Stored data
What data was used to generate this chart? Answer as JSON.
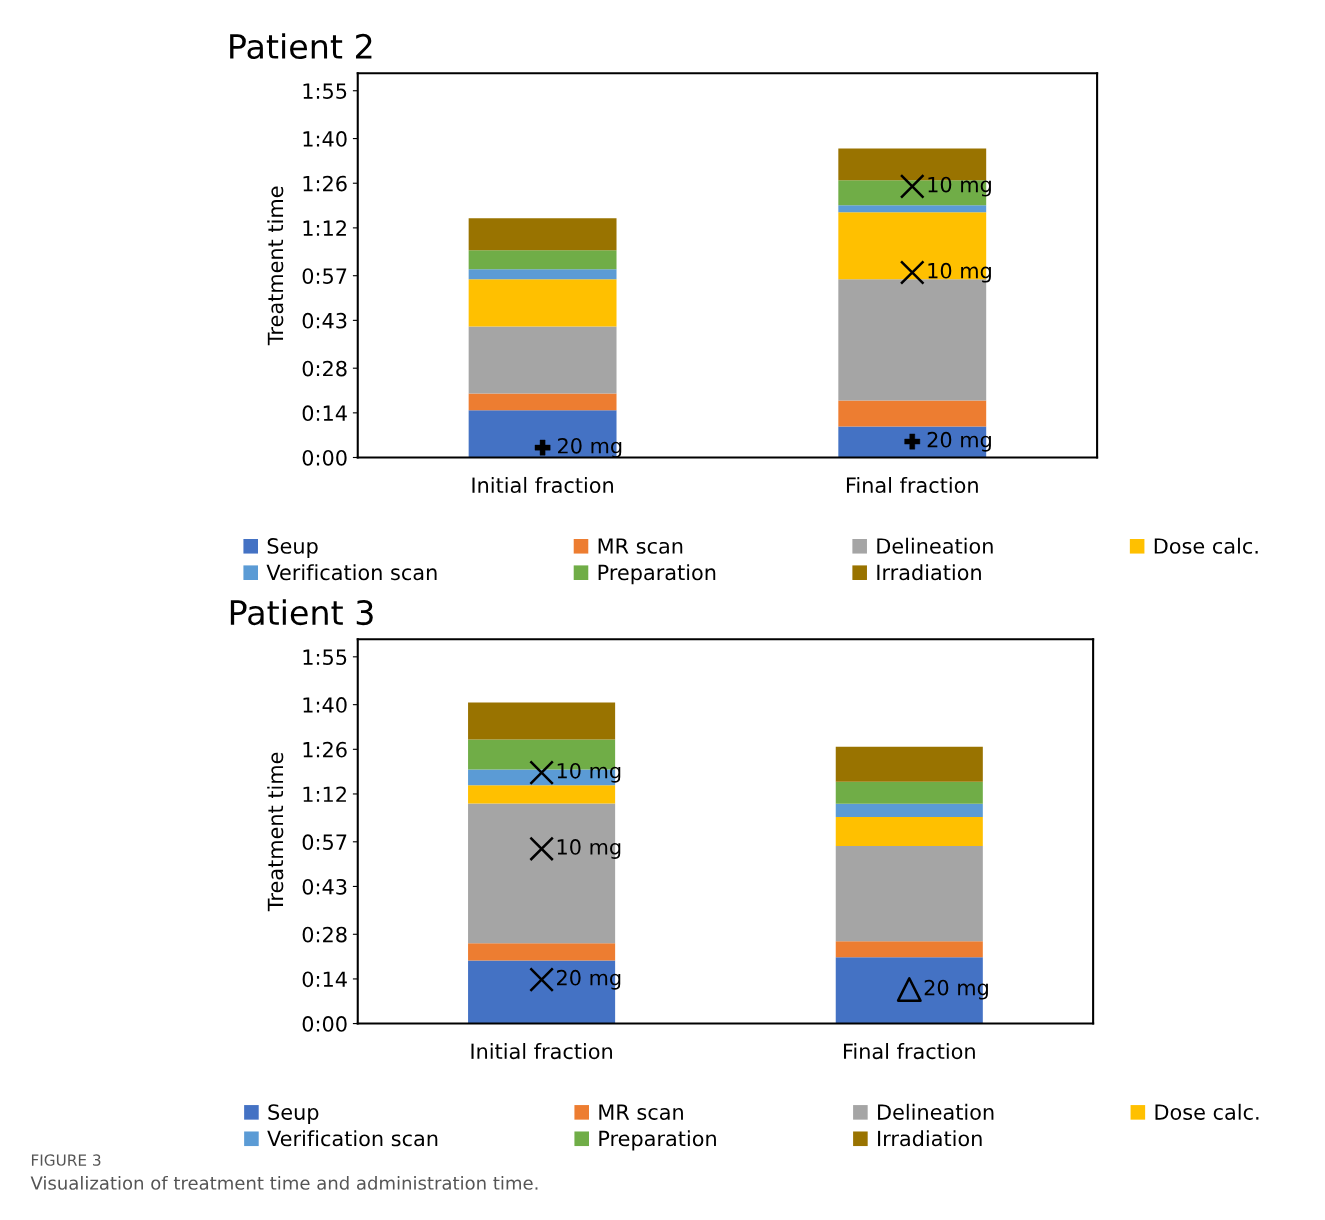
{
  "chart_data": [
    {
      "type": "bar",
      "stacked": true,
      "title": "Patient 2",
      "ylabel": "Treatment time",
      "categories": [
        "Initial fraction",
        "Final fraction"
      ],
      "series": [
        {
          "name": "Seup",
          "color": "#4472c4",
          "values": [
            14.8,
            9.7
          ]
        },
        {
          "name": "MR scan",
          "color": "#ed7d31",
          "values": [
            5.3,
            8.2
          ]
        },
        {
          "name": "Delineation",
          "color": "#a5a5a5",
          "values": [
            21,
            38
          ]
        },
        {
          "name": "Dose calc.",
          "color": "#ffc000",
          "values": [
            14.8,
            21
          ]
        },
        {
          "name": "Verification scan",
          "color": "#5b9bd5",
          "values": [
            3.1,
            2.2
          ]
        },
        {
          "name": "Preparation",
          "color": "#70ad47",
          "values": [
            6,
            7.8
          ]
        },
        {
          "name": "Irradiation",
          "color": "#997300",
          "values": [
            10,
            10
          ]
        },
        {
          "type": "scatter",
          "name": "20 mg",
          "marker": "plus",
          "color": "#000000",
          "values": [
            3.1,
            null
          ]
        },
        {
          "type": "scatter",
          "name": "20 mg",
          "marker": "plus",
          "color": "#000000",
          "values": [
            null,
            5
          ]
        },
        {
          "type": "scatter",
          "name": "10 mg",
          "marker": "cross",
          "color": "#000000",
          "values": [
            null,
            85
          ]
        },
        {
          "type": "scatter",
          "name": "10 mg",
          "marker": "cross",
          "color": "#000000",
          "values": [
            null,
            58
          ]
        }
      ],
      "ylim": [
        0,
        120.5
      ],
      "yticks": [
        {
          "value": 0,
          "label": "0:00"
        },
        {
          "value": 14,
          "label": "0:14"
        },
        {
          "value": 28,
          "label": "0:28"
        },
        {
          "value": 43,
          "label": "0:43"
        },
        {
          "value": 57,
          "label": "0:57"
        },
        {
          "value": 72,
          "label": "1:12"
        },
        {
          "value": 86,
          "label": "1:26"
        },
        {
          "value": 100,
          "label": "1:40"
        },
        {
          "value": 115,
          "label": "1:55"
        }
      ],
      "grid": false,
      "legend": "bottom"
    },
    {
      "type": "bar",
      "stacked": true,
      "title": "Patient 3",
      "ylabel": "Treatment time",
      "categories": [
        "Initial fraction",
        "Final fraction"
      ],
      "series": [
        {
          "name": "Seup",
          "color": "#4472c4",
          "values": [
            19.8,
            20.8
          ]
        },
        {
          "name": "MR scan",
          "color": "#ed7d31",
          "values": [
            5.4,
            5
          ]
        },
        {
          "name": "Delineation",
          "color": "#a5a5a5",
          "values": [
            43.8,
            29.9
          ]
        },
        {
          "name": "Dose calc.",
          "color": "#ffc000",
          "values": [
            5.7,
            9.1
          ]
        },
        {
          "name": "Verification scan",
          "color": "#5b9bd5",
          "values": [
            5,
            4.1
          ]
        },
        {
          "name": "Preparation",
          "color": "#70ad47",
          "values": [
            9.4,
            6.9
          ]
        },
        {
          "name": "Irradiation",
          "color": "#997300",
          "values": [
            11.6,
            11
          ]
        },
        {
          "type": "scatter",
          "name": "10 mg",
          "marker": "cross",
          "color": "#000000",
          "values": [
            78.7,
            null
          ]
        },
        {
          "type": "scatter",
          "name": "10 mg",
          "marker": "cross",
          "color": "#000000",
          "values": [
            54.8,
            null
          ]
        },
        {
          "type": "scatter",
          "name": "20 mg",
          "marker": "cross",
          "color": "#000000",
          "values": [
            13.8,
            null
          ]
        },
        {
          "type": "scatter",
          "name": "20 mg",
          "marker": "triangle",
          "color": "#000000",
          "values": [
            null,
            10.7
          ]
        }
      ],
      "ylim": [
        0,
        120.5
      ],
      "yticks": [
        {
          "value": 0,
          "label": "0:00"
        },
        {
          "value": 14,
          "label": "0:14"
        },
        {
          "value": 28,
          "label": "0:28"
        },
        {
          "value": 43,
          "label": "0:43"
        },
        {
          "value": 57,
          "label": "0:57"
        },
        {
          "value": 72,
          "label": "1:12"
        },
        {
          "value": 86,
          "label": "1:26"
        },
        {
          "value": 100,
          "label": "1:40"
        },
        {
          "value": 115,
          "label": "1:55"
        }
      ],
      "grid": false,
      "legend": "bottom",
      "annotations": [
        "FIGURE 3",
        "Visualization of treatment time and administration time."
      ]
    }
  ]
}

Your objective:
Retype the entries word for word. Omit any images.

Answer below:
What data was used to generate this chart? Answer as JSON.
{
  "chart_data": [
    {
      "type": "bar",
      "stacked": true,
      "title": "Patient 2",
      "ylabel": "Treatment time",
      "categories": [
        "Initial fraction",
        "Final fraction"
      ],
      "series": [
        {
          "name": "Seup",
          "color": "#4472c4",
          "values": [
            14.8,
            9.7
          ]
        },
        {
          "name": "MR scan",
          "color": "#ed7d31",
          "values": [
            5.3,
            8.2
          ]
        },
        {
          "name": "Delineation",
          "color": "#a5a5a5",
          "values": [
            21,
            38
          ]
        },
        {
          "name": "Dose calc.",
          "color": "#ffc000",
          "values": [
            14.8,
            21
          ]
        },
        {
          "name": "Verification scan",
          "color": "#5b9bd5",
          "values": [
            3.1,
            2.2
          ]
        },
        {
          "name": "Preparation",
          "color": "#70ad47",
          "values": [
            6,
            7.8
          ]
        },
        {
          "name": "Irradiation",
          "color": "#997300",
          "values": [
            10,
            10
          ]
        },
        {
          "type": "scatter",
          "name": "20 mg",
          "marker": "plus",
          "color": "#000000",
          "values": [
            3.1,
            null
          ]
        },
        {
          "type": "scatter",
          "name": "20 mg",
          "marker": "plus",
          "color": "#000000",
          "values": [
            null,
            5
          ]
        },
        {
          "type": "scatter",
          "name": "10 mg",
          "marker": "cross",
          "color": "#000000",
          "values": [
            null,
            85
          ]
        },
        {
          "type": "scatter",
          "name": "10 mg",
          "marker": "cross",
          "color": "#000000",
          "values": [
            null,
            58
          ]
        }
      ],
      "ylim": [
        0,
        120.5
      ],
      "yticks": [
        {
          "value": 0,
          "label": "0:00"
        },
        {
          "value": 14,
          "label": "0:14"
        },
        {
          "value": 28,
          "label": "0:28"
        },
        {
          "value": 43,
          "label": "0:43"
        },
        {
          "value": 57,
          "label": "0:57"
        },
        {
          "value": 72,
          "label": "1:12"
        },
        {
          "value": 86,
          "label": "1:26"
        },
        {
          "value": 100,
          "label": "1:40"
        },
        {
          "value": 115,
          "label": "1:55"
        }
      ],
      "grid": false,
      "legend": "bottom"
    },
    {
      "type": "bar",
      "stacked": true,
      "title": "Patient 3",
      "ylabel": "Treatment time",
      "categories": [
        "Initial fraction",
        "Final fraction"
      ],
      "series": [
        {
          "name": "Seup",
          "color": "#4472c4",
          "values": [
            19.8,
            20.8
          ]
        },
        {
          "name": "MR scan",
          "color": "#ed7d31",
          "values": [
            5.4,
            5
          ]
        },
        {
          "name": "Delineation",
          "color": "#a5a5a5",
          "values": [
            43.8,
            29.9
          ]
        },
        {
          "name": "Dose calc.",
          "color": "#ffc000",
          "values": [
            5.7,
            9.1
          ]
        },
        {
          "name": "Verification scan",
          "color": "#5b9bd5",
          "values": [
            5,
            4.1
          ]
        },
        {
          "name": "Preparation",
          "color": "#70ad47",
          "values": [
            9.4,
            6.9
          ]
        },
        {
          "name": "Irradiation",
          "color": "#997300",
          "values": [
            11.6,
            11
          ]
        },
        {
          "type": "scatter",
          "name": "10 mg",
          "marker": "cross",
          "color": "#000000",
          "values": [
            78.7,
            null
          ]
        },
        {
          "type": "scatter",
          "name": "10 mg",
          "marker": "cross",
          "color": "#000000",
          "values": [
            54.8,
            null
          ]
        },
        {
          "type": "scatter",
          "name": "20 mg",
          "marker": "cross",
          "color": "#000000",
          "values": [
            13.8,
            null
          ]
        },
        {
          "type": "scatter",
          "name": "20 mg",
          "marker": "triangle",
          "color": "#000000",
          "values": [
            null,
            10.7
          ]
        }
      ],
      "ylim": [
        0,
        120.5
      ],
      "yticks": [
        {
          "value": 0,
          "label": "0:00"
        },
        {
          "value": 14,
          "label": "0:14"
        },
        {
          "value": 28,
          "label": "0:28"
        },
        {
          "value": 43,
          "label": "0:43"
        },
        {
          "value": 57,
          "label": "0:57"
        },
        {
          "value": 72,
          "label": "1:12"
        },
        {
          "value": 86,
          "label": "1:26"
        },
        {
          "value": 100,
          "label": "1:40"
        },
        {
          "value": 115,
          "label": "1:55"
        }
      ],
      "grid": false,
      "legend": "bottom",
      "annotations": [
        "FIGURE 3",
        "Visualization of treatment time and administration time."
      ]
    }
  ]
}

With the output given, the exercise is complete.